__DO THIS__
Count the lines in the data below that contain the string "full", treating uppercase and lowercase as different. Give only the number.

[Annotated element listings]
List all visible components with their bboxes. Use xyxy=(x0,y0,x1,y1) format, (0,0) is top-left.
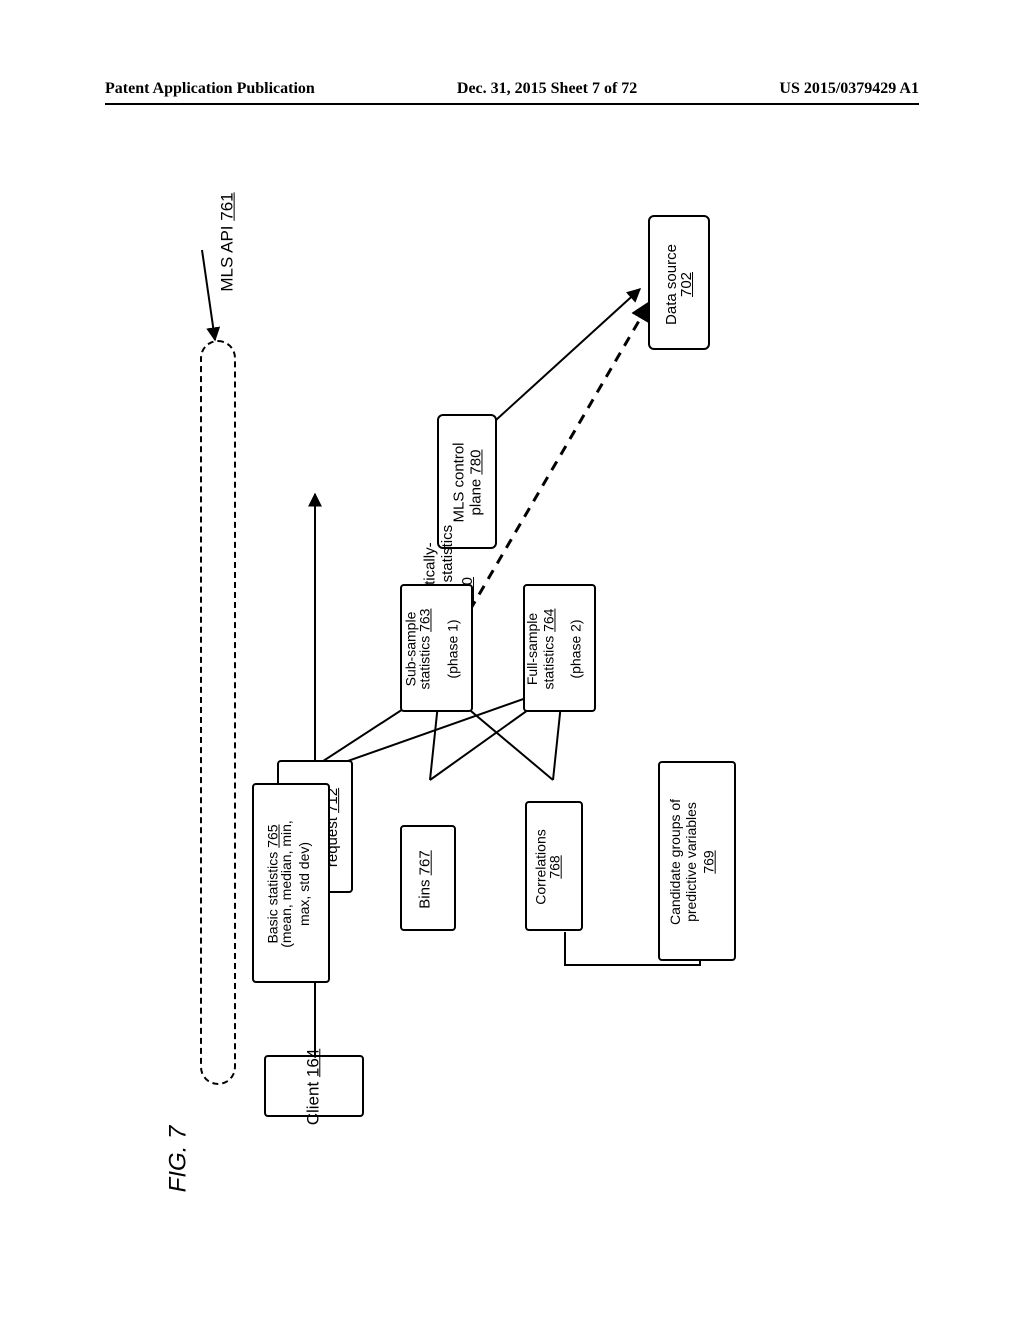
data-source-ref: 702 xyxy=(678,272,695,297)
header-center: Dec. 31, 2015 Sheet 7 of 72 xyxy=(457,80,637,98)
basic-line2: (mean, median, min, xyxy=(278,820,294,948)
mls-control-line1: MLS control xyxy=(451,442,468,522)
sub-sample-line2: statistics 763 xyxy=(416,609,432,690)
cand-ref: 769 xyxy=(701,850,717,873)
cand-line2: predictive variables xyxy=(683,802,699,922)
diagram-connectors xyxy=(0,0,1024,1320)
corr-ref: 768 xyxy=(547,855,563,878)
api-boundary xyxy=(200,340,236,1085)
full-sample-line1: Full-sample xyxy=(524,613,540,685)
full-sample-line2: statistics 764 xyxy=(540,609,556,690)
figure-label: FIG. 7 xyxy=(164,1126,192,1193)
header-divider xyxy=(105,103,919,105)
header-left: Patent Application Publication xyxy=(105,80,315,98)
full-sample-line3: (phase 2) xyxy=(568,619,584,678)
bins-label: Bins 767 xyxy=(417,850,434,908)
basic-line3: max, std dev) xyxy=(296,842,312,926)
page: Patent Application Publication Dec. 31, … xyxy=(0,0,1024,1320)
client-label: Client 164 xyxy=(303,1049,323,1126)
mls-control-line2: plane 780 xyxy=(467,450,484,516)
cand-line1: Candidate groups of xyxy=(667,799,683,925)
mls-api-label: MLS API 761 xyxy=(218,192,238,291)
page-header: Patent Application Publication Dec. 31, … xyxy=(105,80,919,98)
header-right: US 2015/0379429 A1 xyxy=(779,80,919,98)
sub-sample-line3: (phase 1) xyxy=(445,619,461,678)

__REPLY__
3